#### GIVEN RECORDS:
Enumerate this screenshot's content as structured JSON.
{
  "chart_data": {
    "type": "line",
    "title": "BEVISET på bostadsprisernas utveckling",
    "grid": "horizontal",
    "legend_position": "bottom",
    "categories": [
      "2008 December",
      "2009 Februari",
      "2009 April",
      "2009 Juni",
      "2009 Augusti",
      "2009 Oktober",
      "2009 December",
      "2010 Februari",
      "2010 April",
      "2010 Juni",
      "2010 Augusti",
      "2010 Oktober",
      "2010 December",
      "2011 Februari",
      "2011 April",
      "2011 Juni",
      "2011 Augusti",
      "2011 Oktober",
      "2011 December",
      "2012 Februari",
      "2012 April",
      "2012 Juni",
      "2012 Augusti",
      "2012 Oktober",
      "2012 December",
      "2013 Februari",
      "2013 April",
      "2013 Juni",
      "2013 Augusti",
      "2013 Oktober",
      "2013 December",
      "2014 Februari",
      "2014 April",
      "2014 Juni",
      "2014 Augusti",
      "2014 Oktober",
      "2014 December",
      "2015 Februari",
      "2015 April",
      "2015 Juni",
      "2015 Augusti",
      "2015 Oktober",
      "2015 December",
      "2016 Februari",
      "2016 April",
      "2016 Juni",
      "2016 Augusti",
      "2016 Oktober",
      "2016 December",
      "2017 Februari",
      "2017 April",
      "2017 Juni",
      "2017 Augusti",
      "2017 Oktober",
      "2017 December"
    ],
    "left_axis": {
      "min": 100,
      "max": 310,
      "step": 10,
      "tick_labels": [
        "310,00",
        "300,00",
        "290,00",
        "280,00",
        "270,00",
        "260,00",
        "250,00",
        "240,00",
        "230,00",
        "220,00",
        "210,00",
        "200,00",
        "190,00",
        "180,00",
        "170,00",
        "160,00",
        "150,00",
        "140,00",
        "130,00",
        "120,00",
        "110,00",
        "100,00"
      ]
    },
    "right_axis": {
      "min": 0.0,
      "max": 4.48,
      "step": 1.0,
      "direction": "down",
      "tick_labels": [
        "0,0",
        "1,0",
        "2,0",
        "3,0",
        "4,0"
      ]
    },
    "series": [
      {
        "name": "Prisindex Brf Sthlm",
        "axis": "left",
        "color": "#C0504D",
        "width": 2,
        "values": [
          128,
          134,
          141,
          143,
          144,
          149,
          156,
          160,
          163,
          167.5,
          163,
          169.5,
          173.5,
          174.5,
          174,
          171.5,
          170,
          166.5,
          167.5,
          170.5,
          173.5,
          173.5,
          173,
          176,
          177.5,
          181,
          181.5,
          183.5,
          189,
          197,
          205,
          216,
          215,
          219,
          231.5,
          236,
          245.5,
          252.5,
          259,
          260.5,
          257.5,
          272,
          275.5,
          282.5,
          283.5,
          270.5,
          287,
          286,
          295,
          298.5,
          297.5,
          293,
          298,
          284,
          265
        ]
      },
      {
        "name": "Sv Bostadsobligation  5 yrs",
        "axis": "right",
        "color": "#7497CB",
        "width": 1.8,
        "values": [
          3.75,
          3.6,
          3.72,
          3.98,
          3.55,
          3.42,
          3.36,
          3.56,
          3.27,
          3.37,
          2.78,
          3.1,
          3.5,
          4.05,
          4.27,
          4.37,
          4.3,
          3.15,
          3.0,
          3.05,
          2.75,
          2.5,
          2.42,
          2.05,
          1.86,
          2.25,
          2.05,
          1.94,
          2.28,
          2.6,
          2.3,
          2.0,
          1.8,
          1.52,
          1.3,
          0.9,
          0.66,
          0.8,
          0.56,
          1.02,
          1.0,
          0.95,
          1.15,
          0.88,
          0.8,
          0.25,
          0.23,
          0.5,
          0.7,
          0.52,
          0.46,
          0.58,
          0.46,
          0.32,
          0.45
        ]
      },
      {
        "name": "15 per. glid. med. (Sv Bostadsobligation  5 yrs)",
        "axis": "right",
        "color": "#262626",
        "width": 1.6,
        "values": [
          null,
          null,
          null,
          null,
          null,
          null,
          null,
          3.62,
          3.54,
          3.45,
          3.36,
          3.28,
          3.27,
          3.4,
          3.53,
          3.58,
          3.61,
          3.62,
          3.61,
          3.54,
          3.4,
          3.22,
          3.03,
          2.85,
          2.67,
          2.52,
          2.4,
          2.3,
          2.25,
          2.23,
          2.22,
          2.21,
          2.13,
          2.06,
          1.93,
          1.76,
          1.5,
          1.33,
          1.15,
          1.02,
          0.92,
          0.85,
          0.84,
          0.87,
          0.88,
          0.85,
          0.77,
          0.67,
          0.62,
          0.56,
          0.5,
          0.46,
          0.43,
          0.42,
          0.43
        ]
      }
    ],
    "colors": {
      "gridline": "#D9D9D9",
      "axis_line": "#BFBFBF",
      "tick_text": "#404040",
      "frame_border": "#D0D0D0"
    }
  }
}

#### PROMPT:
Copy the data above in full, character for character.

#### WRITTEN RESPONSE:
Enumerate this screenshot's content as structured JSON.
{
  "chart_data": {
    "type": "line",
    "title": "BEVISET på bostadsprisernas utveckling",
    "grid": "horizontal",
    "legend_position": "bottom",
    "categories": [
      "2008 December",
      "2009 Februari",
      "2009 April",
      "2009 Juni",
      "2009 Augusti",
      "2009 Oktober",
      "2009 December",
      "2010 Februari",
      "2010 April",
      "2010 Juni",
      "2010 Augusti",
      "2010 Oktober",
      "2010 December",
      "2011 Februari",
      "2011 April",
      "2011 Juni",
      "2011 Augusti",
      "2011 Oktober",
      "2011 December",
      "2012 Februari",
      "2012 April",
      "2012 Juni",
      "2012 Augusti",
      "2012 Oktober",
      "2012 December",
      "2013 Februari",
      "2013 April",
      "2013 Juni",
      "2013 Augusti",
      "2013 Oktober",
      "2013 December",
      "2014 Februari",
      "2014 April",
      "2014 Juni",
      "2014 Augusti",
      "2014 Oktober",
      "2014 December",
      "2015 Februari",
      "2015 April",
      "2015 Juni",
      "2015 Augusti",
      "2015 Oktober",
      "2015 December",
      "2016 Februari",
      "2016 April",
      "2016 Juni",
      "2016 Augusti",
      "2016 Oktober",
      "2016 December",
      "2017 Februari",
      "2017 April",
      "2017 Juni",
      "2017 Augusti",
      "2017 Oktober",
      "2017 December"
    ],
    "left_axis": {
      "min": 100,
      "max": 310,
      "step": 10,
      "tick_labels": [
        "310,00",
        "300,00",
        "290,00",
        "280,00",
        "270,00",
        "260,00",
        "250,00",
        "240,00",
        "230,00",
        "220,00",
        "210,00",
        "200,00",
        "190,00",
        "180,00",
        "170,00",
        "160,00",
        "150,00",
        "140,00",
        "130,00",
        "120,00",
        "110,00",
        "100,00"
      ]
    },
    "right_axis": {
      "min": 0.0,
      "max": 4.48,
      "step": 1.0,
      "direction": "down",
      "tick_labels": [
        "0,0",
        "1,0",
        "2,0",
        "3,0",
        "4,0"
      ]
    },
    "series": [
      {
        "name": "Prisindex Brf Sthlm",
        "axis": "left",
        "color": "#C0504D",
        "width": 2,
        "values": [
          128,
          134,
          141,
          143,
          144,
          149,
          156,
          160,
          163,
          167.5,
          163,
          169.5,
          173.5,
          174.5,
          174,
          171.5,
          170,
          166.5,
          167.5,
          170.5,
          173.5,
          173.5,
          173,
          176,
          177.5,
          181,
          181.5,
          183.5,
          189,
          197,
          205,
          216,
          215,
          219,
          231.5,
          236,
          245.5,
          252.5,
          259,
          260.5,
          257.5,
          272,
          275.5,
          282.5,
          283.5,
          270.5,
          287,
          286,
          295,
          298.5,
          297.5,
          293,
          298,
          284,
          265
        ]
      },
      {
        "name": "Sv Bostadsobligation  5 yrs",
        "axis": "right",
        "color": "#7497CB",
        "width": 1.8,
        "values": [
          3.75,
          3.6,
          3.72,
          3.98,
          3.55,
          3.42,
          3.36,
          3.56,
          3.27,
          3.37,
          2.78,
          3.1,
          3.5,
          4.05,
          4.27,
          4.37,
          4.3,
          3.15,
          3.0,
          3.05,
          2.75,
          2.5,
          2.42,
          2.05,
          1.86,
          2.25,
          2.05,
          1.94,
          2.28,
          2.6,
          2.3,
          2.0,
          1.8,
          1.52,
          1.3,
          0.9,
          0.66,
          0.8,
          0.56,
          1.02,
          1.0,
          0.95,
          1.15,
          0.88,
          0.8,
          0.25,
          0.23,
          0.5,
          0.7,
          0.52,
          0.46,
          0.58,
          0.46,
          0.32,
          0.45
        ]
      },
      {
        "name": "15 per. glid. med. (Sv Bostadsobligation  5 yrs)",
        "axis": "right",
        "color": "#262626",
        "width": 1.6,
        "values": [
          null,
          null,
          null,
          null,
          null,
          null,
          null,
          3.62,
          3.54,
          3.45,
          3.36,
          3.28,
          3.27,
          3.4,
          3.53,
          3.58,
          3.61,
          3.62,
          3.61,
          3.54,
          3.4,
          3.22,
          3.03,
          2.85,
          2.67,
          2.52,
          2.4,
          2.3,
          2.25,
          2.23,
          2.22,
          2.21,
          2.13,
          2.06,
          1.93,
          1.76,
          1.5,
          1.33,
          1.15,
          1.02,
          0.92,
          0.85,
          0.84,
          0.87,
          0.88,
          0.85,
          0.77,
          0.67,
          0.62,
          0.56,
          0.5,
          0.46,
          0.43,
          0.42,
          0.43
        ]
      }
    ],
    "colors": {
      "gridline": "#D9D9D9",
      "axis_line": "#BFBFBF",
      "tick_text": "#404040",
      "frame_border": "#D0D0D0"
    }
  }
}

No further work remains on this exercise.